# THE EXERCISE:
Every entry must be duplicated precisely as written.

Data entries

........

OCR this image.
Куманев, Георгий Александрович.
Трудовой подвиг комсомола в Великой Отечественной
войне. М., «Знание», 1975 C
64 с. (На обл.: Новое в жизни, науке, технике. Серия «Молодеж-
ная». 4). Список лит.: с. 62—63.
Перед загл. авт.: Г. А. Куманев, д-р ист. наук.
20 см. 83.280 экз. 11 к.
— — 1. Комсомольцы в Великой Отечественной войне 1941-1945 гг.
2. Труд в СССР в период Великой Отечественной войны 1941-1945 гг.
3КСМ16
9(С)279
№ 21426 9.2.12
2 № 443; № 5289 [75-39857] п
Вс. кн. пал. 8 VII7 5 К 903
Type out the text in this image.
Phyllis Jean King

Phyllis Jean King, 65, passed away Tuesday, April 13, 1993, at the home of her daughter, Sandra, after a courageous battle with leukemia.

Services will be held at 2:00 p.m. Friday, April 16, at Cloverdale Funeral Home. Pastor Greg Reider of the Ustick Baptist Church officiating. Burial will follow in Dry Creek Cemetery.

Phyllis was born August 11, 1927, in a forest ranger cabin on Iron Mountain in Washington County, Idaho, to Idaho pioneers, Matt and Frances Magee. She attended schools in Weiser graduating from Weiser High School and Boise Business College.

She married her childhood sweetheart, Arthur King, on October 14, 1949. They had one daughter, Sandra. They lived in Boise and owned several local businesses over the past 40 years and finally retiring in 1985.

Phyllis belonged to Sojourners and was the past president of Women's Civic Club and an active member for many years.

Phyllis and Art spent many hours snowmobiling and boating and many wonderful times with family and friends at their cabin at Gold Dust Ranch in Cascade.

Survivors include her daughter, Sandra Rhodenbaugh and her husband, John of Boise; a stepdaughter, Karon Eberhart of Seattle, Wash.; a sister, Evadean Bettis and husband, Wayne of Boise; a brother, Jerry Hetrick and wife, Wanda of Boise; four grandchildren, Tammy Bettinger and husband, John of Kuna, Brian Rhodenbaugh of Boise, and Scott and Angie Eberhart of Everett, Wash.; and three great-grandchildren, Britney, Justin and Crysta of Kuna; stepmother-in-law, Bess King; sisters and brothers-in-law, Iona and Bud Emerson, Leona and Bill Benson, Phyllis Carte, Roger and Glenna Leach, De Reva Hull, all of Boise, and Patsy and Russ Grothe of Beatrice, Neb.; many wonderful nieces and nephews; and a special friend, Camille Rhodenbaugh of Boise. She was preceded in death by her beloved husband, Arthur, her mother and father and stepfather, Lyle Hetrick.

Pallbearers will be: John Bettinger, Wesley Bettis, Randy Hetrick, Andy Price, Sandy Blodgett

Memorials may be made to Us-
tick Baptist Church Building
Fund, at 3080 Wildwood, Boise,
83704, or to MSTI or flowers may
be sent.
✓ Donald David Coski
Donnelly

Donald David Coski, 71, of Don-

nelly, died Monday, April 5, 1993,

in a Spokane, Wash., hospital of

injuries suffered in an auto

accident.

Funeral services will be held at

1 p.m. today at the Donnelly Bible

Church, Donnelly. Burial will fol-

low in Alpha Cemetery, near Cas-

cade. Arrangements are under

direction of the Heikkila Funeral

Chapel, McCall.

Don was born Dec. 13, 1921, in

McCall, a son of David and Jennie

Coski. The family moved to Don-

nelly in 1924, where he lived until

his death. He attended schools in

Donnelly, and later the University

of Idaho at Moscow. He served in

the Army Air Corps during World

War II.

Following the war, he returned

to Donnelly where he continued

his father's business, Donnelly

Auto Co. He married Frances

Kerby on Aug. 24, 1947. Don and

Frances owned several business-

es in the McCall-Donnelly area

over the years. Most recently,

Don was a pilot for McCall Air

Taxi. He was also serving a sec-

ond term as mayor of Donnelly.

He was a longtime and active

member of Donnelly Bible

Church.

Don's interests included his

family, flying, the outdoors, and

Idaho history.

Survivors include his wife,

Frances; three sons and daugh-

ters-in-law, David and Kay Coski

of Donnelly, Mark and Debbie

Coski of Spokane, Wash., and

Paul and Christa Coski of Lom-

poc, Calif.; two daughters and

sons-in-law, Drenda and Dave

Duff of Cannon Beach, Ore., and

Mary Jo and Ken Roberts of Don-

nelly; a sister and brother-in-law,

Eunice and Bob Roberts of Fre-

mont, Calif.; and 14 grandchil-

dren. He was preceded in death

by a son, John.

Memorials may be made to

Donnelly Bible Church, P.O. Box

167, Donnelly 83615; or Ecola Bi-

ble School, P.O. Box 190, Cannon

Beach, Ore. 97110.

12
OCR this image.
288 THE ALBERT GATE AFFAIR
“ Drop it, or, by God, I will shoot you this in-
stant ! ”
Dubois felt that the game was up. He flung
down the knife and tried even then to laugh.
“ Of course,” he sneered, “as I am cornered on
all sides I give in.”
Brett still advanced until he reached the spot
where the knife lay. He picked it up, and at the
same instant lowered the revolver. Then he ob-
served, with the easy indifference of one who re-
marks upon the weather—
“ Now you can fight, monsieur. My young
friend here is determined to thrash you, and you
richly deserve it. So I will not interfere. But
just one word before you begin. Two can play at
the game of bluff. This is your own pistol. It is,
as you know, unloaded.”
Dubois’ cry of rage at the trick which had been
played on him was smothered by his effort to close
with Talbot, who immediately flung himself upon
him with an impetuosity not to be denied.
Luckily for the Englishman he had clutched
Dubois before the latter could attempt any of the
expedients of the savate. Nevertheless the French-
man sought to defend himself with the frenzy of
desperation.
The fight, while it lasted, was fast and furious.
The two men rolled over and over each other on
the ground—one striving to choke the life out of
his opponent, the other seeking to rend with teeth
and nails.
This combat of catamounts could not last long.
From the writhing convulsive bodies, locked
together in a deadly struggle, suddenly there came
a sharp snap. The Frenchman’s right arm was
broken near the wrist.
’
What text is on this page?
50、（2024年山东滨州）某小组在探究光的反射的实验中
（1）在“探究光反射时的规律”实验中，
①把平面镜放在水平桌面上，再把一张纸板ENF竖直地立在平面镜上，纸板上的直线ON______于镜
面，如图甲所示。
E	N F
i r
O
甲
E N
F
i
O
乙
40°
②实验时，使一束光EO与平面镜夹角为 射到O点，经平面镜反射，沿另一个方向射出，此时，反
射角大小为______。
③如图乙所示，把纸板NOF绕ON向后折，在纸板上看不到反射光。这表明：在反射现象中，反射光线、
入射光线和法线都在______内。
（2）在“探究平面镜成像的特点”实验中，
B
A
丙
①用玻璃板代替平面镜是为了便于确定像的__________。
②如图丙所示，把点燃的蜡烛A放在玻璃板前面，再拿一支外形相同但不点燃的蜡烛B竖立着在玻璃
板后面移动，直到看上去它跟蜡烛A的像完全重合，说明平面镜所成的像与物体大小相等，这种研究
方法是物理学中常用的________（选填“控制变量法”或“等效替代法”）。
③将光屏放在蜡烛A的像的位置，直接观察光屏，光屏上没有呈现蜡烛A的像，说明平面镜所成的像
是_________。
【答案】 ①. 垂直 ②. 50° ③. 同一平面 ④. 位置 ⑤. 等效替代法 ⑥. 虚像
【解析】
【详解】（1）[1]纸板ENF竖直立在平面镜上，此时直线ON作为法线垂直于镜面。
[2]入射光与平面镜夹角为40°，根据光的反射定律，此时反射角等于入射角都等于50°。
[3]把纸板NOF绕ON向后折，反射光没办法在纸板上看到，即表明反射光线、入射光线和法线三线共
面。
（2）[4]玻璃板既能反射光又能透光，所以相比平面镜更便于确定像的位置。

........

# EXERCISE OUTPUT:
OCR this image.
Куманев, Георгий Александрович.
Трудовой подвиг комсомола в Великой Отечественной
войне. М., «Знание», 1975 C
64 с. (На обл.: Новое в жизни, науке, технике. Серия «Молодеж-
ная». 4). Список лит.: с. 62—63.
Перед загл. авт.: Г. А. Куманев, д-р ист. наук.
20 см. 83.280 экз. 11 к.
— — 1. Комсомольцы в Великой Отечественной войне 1941-1945 гг.
2. Труд в СССР в период Великой Отечественной войны 1941-1945 гг.
3КСМ16
9(С)279
№ 21426 9.2.12
2 № 443; № 5289 [75-39857] п
Вс. кн. пал. 8 VII7 5 К 903
Type out the text in this image.
Phyllis Jean King

Phyllis Jean King, 65, passed away Tuesday, April 13, 1993, at the home of her daughter, Sandra, after a courageous battle with leukemia.

Services will be held at 2:00 p.m. Friday, April 16, at Cloverdale Funeral Home. Pastor Greg Reider of the Ustick Baptist Church officiating. Burial will follow in Dry Creek Cemetery.

Phyllis was born August 11, 1927, in a forest ranger cabin on Iron Mountain in Washington County, Idaho, to Idaho pioneers, Matt and Frances Magee. She attended schools in Weiser graduating from Weiser High School and Boise Business College.

She married her childhood sweetheart, Arthur King, on October 14, 1949. They had one daughter, Sandra. They lived in Boise and owned several local businesses over the past 40 years and finally retiring in 1985.

Phyllis belonged to Sojourners and was the past president of Women's Civic Club and an active member for many years.

Phyllis and Art spent many hours snowmobiling and boating and many wonderful times with family and friends at their cabin at Gold Dust Ranch in Cascade.

Survivors include her daughter, Sandra Rhodenbaugh and her husband, John of Boise; a stepdaughter, Karon Eberhart of Seattle, Wash.; a sister, Evadean Bettis and husband, Wayne of Boise; a brother, Jerry Hetrick and wife, Wanda of Boise; four grandchildren, Tammy Bettinger and husband, John of Kuna, Brian Rhodenbaugh of Boise, and Scott and Angie Eberhart of Everett, Wash.; and three great-grandchildren, Britney, Justin and Crysta of Kuna; stepmother-in-law, Bess King; sisters and brothers-in-law, Iona and Bud Emerson, Leona and Bill Benson, Phyllis Carte, Roger and Glenna Leach, De Reva Hull, all of Boise, and Patsy and Russ Grothe of Beatrice, Neb.; many wonderful nieces and nephews; and a special friend, Camille Rhodenbaugh of Boise. She was preceded in death by her beloved husband, Arthur, her mother and father and stepfather, Lyle Hetrick.

Pallbearers will be: John Bettinger, Wesley Bettis, Randy Hetrick, Andy Price, Sandy Blodgett

Memorials may be made to Us-
tick Baptist Church Building
Fund, at 3080 Wildwood, Boise,
83704, or to MSTI or flowers may
be sent.
✓ Donald David Coski
Donnelly

Donald David Coski, 71, of Don-

nelly, died Monday, April 5, 1993,

in a Spokane, Wash., hospital of

injuries suffered in an auto

accident.

Funeral services will be held at

1 p.m. today at the Donnelly Bible

Church, Donnelly. Burial will fol-

low in Alpha Cemetery, near Cas-

cade. Arrangements are under

direction of the Heikkila Funeral

Chapel, McCall.

Don was born Dec. 13, 1921, in

McCall, a son of David and Jennie

Coski. The family moved to Don-

nelly in 1924, where he lived until

his death. He attended schools in

Donnelly, and later the University

of Idaho at Moscow. He served in

the Army Air Corps during World

War II.

Following the war, he returned

to Donnelly where he continued

his father's business, Donnelly

Auto Co. He married Frances

Kerby on Aug. 24, 1947. Don and

Frances owned several business-

es in the McCall-Donnelly area

over the years. Most recently,

Don was a pilot for McCall Air

Taxi. He was also serving a sec-

ond term as mayor of Donnelly.

He was a longtime and active

member of Donnelly Bible

Church.

Don's interests included his

family, flying, the outdoors, and

Idaho history.

Survivors include his wife,

Frances; three sons and daugh-

ters-in-law, David and Kay Coski

of Donnelly, Mark and Debbie

Coski of Spokane, Wash., and

Paul and Christa Coski of Lom-

poc, Calif.; two daughters and

sons-in-law, Drenda and Dave

Duff of Cannon Beach, Ore., and

Mary Jo and Ken Roberts of Don-

nelly; a sister and brother-in-law,

Eunice and Bob Roberts of Fre-

mont, Calif.; and 14 grandchil-

dren. He was preceded in death

by a son, John.

Memorials may be made to

Donnelly Bible Church, P.O. Box

167, Donnelly 83615; or Ecola Bi-

ble School, P.O. Box 190, Cannon

Beach, Ore. 97110.

12
OCR this image.
288 THE ALBERT GATE AFFAIR
“ Drop it, or, by God, I will shoot you this in-
stant ! ”
Dubois felt that the game was up. He flung
down the knife and tried even then to laugh.
“ Of course,” he sneered, “as I am cornered on
all sides I give in.”
Brett still advanced until he reached the spot
where the knife lay. He picked it up, and at the
same instant lowered the revolver. Then he ob-
served, with the easy indifference of one who re-
marks upon the weather—
“ Now you can fight, monsieur. My young
friend here is determined to thrash you, and you
richly deserve it. So I will not interfere. But
just one word before you begin. Two can play at
the game of bluff. This is your own pistol. It is,
as you know, unloaded.”
Dubois’ cry of rage at the trick which had been
played on him was smothered by his effort to close
with Talbot, who immediately flung himself upon
him with an impetuosity not to be denied.
Luckily for the Englishman he had clutched
Dubois before the latter could attempt any of the
expedients of the savate. Nevertheless the French-
man sought to defend himself with the frenzy of
desperation.
The fight, while it lasted, was fast and furious.
The two men rolled over and over each other on
the ground—one striving to choke the life out of
his opponent, the other seeking to rend with teeth
and nails.
This combat of catamounts could not last long.
From the writhing convulsive bodies, locked
together in a deadly struggle, suddenly there came
a sharp snap. The Frenchman’s right arm was
broken near the wrist.
’
What text is on this page?
50、（2024年山东滨州）某小组在探究光的反射的实验中
（1）在“探究光反射时的规律”实验中，
①把平面镜放在水平桌面上，再把一张纸板ENF竖直地立在平面镜上，纸板上的直线ON______于镜
面，如图甲所示。
E	N F
i r
O
甲
E N
F
i
O
乙
40°
②实验时，使一束光EO与平面镜夹角为 射到O点，经平面镜反射，沿另一个方向射出，此时，反
射角大小为______。
③如图乙所示，把纸板NOF绕ON向后折，在纸板上看不到反射光。这表明：在反射现象中，反射光线、
入射光线和法线都在______内。
（2）在“探究平面镜成像的特点”实验中，
B
A
丙
①用玻璃板代替平面镜是为了便于确定像的__________。
②如图丙所示，把点燃的蜡烛A放在玻璃板前面，再拿一支外形相同但不点燃的蜡烛B竖立着在玻璃
板后面移动，直到看上去它跟蜡烛A的像完全重合，说明平面镜所成的像与物体大小相等，这种研究
方法是物理学中常用的________（选填“控制变量法”或“等效替代法”）。
③将光屏放在蜡烛A的像的位置，直接观察光屏，光屏上没有呈现蜡烛A的像，说明平面镜所成的像
是_________。
【答案】 ①. 垂直 ②. 50° ③. 同一平面 ④. 位置 ⑤. 等效替代法 ⑥. 虚像
【解析】
【详解】（1）[1]纸板ENF竖直立在平面镜上，此时直线ON作为法线垂直于镜面。
[2]入射光与平面镜夹角为40°，根据光的反射定律，此时反射角等于入射角都等于50°。
[3]把纸板NOF绕ON向后折，反射光没办法在纸板上看到，即表明反射光线、入射光线和法线三线共
面。
（2）[4]玻璃板既能反射光又能透光，所以相比平面镜更便于确定像的位置。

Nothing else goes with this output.